Dataset excerpt

+ + + +

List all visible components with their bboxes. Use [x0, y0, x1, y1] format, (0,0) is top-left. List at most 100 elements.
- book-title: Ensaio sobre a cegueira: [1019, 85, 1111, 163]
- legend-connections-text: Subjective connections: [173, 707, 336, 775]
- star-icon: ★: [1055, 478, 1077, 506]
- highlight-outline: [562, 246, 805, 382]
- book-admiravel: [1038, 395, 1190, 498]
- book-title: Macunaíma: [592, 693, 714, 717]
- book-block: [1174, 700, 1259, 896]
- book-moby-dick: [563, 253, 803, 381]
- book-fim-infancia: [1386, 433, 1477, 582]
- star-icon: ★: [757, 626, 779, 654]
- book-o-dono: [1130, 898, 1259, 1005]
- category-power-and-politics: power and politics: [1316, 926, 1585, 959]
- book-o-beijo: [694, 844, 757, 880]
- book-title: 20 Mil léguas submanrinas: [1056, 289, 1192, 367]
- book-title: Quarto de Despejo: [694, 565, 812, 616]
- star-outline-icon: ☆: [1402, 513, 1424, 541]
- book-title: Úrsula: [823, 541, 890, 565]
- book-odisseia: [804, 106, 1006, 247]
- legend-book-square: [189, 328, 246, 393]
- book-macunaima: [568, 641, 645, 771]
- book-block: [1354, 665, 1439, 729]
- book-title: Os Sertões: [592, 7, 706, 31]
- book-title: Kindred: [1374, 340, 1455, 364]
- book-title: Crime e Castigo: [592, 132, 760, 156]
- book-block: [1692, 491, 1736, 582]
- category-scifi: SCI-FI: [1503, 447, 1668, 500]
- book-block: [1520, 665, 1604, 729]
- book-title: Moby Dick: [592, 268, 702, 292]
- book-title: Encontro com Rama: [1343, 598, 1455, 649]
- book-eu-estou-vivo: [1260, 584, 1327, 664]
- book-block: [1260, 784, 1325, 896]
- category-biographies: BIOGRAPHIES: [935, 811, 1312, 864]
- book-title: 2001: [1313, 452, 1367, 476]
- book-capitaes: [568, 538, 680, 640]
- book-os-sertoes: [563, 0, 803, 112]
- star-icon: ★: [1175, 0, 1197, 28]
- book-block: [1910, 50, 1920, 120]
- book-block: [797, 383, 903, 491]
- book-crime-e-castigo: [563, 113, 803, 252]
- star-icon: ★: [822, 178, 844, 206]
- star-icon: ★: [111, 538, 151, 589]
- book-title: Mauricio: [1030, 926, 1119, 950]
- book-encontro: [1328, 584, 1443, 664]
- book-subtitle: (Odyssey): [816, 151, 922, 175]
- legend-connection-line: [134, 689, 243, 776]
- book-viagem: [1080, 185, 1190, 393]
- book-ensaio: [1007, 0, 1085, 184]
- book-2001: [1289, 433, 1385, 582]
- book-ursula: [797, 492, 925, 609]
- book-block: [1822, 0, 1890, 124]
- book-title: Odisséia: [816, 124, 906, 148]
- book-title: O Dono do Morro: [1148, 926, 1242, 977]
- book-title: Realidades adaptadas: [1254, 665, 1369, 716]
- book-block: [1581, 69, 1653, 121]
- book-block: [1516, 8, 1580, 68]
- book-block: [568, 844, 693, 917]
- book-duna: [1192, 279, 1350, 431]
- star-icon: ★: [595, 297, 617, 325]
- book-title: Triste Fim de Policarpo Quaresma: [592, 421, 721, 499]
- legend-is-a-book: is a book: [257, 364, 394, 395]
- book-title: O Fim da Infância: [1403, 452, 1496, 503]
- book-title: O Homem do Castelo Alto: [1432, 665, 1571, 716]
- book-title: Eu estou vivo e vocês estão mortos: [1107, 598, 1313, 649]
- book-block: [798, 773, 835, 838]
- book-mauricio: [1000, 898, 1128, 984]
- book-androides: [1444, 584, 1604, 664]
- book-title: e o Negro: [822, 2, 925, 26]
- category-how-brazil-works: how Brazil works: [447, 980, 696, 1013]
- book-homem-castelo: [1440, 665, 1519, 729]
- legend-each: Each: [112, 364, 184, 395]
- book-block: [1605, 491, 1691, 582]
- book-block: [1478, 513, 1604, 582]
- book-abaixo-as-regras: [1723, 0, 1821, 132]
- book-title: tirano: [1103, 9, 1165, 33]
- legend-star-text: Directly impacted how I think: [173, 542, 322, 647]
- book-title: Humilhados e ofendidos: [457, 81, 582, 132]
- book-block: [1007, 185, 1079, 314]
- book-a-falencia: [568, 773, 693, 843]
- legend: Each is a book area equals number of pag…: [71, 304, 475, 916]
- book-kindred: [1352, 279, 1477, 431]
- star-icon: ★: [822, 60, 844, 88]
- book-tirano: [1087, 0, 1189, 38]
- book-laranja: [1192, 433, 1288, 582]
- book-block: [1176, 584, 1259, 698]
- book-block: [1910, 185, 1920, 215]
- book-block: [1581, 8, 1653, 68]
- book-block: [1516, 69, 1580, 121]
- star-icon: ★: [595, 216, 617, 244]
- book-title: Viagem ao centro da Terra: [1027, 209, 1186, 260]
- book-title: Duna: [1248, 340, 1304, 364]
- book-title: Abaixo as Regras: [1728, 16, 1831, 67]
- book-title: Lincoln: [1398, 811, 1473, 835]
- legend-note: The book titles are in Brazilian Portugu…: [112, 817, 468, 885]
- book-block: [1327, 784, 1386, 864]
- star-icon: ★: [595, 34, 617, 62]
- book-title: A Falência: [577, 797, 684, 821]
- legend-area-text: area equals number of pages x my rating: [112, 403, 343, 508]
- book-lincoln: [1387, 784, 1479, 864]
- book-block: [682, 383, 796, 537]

+ + + +

_What is being asked_
Reproduce the material above line for line, with no changes.

_Exercise result_
List all visible components with their bboxes. Use [x0, y0, x1, y1] format, (0,0) is top-left. List at most 100 elements.
- book-title: Ensaio sobre a cegueira: [1019, 85, 1111, 163]
- legend-connections-text: Subjective connections: [173, 707, 336, 775]
- star-icon: ★: [1055, 478, 1077, 506]
- highlight-outline: [562, 246, 805, 382]
- book-admiravel: [1038, 395, 1190, 498]
- book-title: Macunaíma: [592, 693, 714, 717]
- book-block: [1174, 700, 1259, 896]
- book-moby-dick: [563, 253, 803, 381]
- book-fim-infancia: [1386, 433, 1477, 582]
- star-icon: ★: [757, 626, 779, 654]
- book-o-dono: [1130, 898, 1259, 1005]
- category-power-and-politics: power and politics: [1316, 926, 1585, 959]
- book-o-beijo: [694, 844, 757, 880]
- book-title: 20 Mil léguas submanrinas: [1056, 289, 1192, 367]
- book-title: Quarto de Despejo: [694, 565, 812, 616]
- star-outline-icon: ☆: [1402, 513, 1424, 541]
- book-title: Úrsula: [823, 541, 890, 565]
- book-odisseia: [804, 106, 1006, 247]
- legend-book-square: [189, 328, 246, 393]
- book-macunaima: [568, 641, 645, 771]
- book-block: [1354, 665, 1439, 729]
- book-title: Os Sertões: [592, 7, 706, 31]
- book-title: Kindred: [1374, 340, 1455, 364]
- book-title: Crime e Castigo: [592, 132, 760, 156]
- book-block: [1692, 491, 1736, 582]
- category-scifi: SCI-FI: [1503, 447, 1668, 500]
- book-block: [1520, 665, 1604, 729]
- book-title: Moby Dick: [592, 268, 702, 292]
- book-title: Encontro com Rama: [1343, 598, 1455, 649]
- book-eu-estou-vivo: [1260, 584, 1327, 664]
- book-block: [1260, 784, 1325, 896]
- category-biographies: BIOGRAPHIES: [935, 811, 1312, 864]
- book-title: 2001: [1313, 452, 1367, 476]
- book-capitaes: [568, 538, 680, 640]
- book-os-sertoes: [563, 0, 803, 112]
- star-icon: ★: [1175, 0, 1197, 28]
- book-block: [1910, 50, 1920, 120]
- book-block: [797, 383, 903, 491]
- book-crime-e-castigo: [563, 113, 803, 252]
- star-icon: ★: [822, 178, 844, 206]
- star-icon: ★: [111, 538, 151, 589]
- book-title: Mauricio: [1030, 926, 1119, 950]
- book-encontro: [1328, 584, 1443, 664]
- book-subtitle: (Odyssey): [816, 151, 922, 175]
- legend-connection-line: [134, 689, 243, 776]
- book-viagem: [1080, 185, 1190, 393]
- book-ensaio: [1007, 0, 1085, 184]
- book-2001: [1289, 433, 1385, 582]
- book-ursula: [797, 492, 925, 609]
- book-block: [1822, 0, 1890, 124]
- book-title: Odisséia: [816, 124, 906, 148]
- book-title: O Dono do Morro: [1148, 926, 1242, 977]
- book-title: Realidades adaptadas: [1254, 665, 1369, 716]
- book-block: [1581, 69, 1653, 121]
- book-block: [1516, 8, 1580, 68]
- book-block: [568, 844, 693, 917]
- book-duna: [1192, 279, 1350, 431]
- star-icon: ★: [595, 297, 617, 325]
- book-title: Triste Fim de Policarpo Quaresma: [592, 421, 721, 499]
- legend-is-a-book: is a book: [257, 364, 394, 395]
- book-title: O Fim da Infância: [1403, 452, 1496, 503]
- book-title: O Homem do Castelo Alto: [1432, 665, 1571, 716]
- book-title: Eu estou vivo e vocês estão mortos: [1107, 598, 1313, 649]
- book-block: [798, 773, 835, 838]
- book-mauricio: [1000, 898, 1128, 984]
- book-androides: [1444, 584, 1604, 664]
- book-title: e o Negro: [822, 2, 925, 26]
- category-how-brazil-works: how Brazil works: [447, 980, 696, 1013]
- book-homem-castelo: [1440, 665, 1519, 729]
- legend-each: Each: [112, 364, 184, 395]
- book-block: [1605, 491, 1691, 582]
- book-block: [1478, 513, 1604, 582]
- book-abaixo-as-regras: [1723, 0, 1821, 132]
- book-title: tirano: [1103, 9, 1165, 33]
- legend-star-text: Directly impacted how I think: [173, 542, 322, 647]
- book-title: Humilhados e ofendidos: [457, 81, 582, 132]
- book-block: [1007, 185, 1079, 314]
- book-a-falencia: [568, 773, 693, 843]
- legend: Each is a book area equals number of pag…: [71, 304, 475, 916]
- book-kindred: [1352, 279, 1477, 431]
- star-icon: ★: [822, 60, 844, 88]
- book-tirano: [1087, 0, 1189, 38]
- book-laranja: [1192, 433, 1288, 582]
- book-block: [1176, 584, 1259, 698]
- book-block: [1910, 185, 1920, 215]
- book-block: [1581, 8, 1653, 68]
- book-block: [1516, 69, 1580, 121]
- star-icon: ★: [595, 216, 617, 244]
- book-title: Viagem ao centro da Terra: [1027, 209, 1186, 260]
- book-title: Duna: [1248, 340, 1304, 364]
- book-title: Abaixo as Regras: [1728, 16, 1831, 67]
- book-title: Lincoln: [1398, 811, 1473, 835]
- legend-note: The book titles are in Brazilian Portugu…: [112, 817, 468, 885]
- book-block: [1327, 784, 1386, 864]
- star-icon: ★: [595, 34, 617, 62]
- book-title: A Falência: [577, 797, 684, 821]
- legend-area-text: area equals number of pages x my rating: [112, 403, 343, 508]
- book-lincoln: [1387, 784, 1479, 864]
- book-block: [682, 383, 796, 537]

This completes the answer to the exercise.